▸ GIVEN INSTRUCTION: Find the string "title" in the records. Copy every line it appears in.
-- Start EXTRACTED ENTRIES --
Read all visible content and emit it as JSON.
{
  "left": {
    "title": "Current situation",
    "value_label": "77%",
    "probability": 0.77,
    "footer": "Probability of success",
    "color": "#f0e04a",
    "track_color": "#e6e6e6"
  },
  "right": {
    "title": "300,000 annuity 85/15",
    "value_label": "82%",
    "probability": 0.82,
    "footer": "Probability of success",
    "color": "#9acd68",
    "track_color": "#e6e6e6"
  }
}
-- End EXTRACTED ENTRIES --
▸ THE RESPONSE:
    "title": "Current situation",
    "title": "300,000 annuity 85/15",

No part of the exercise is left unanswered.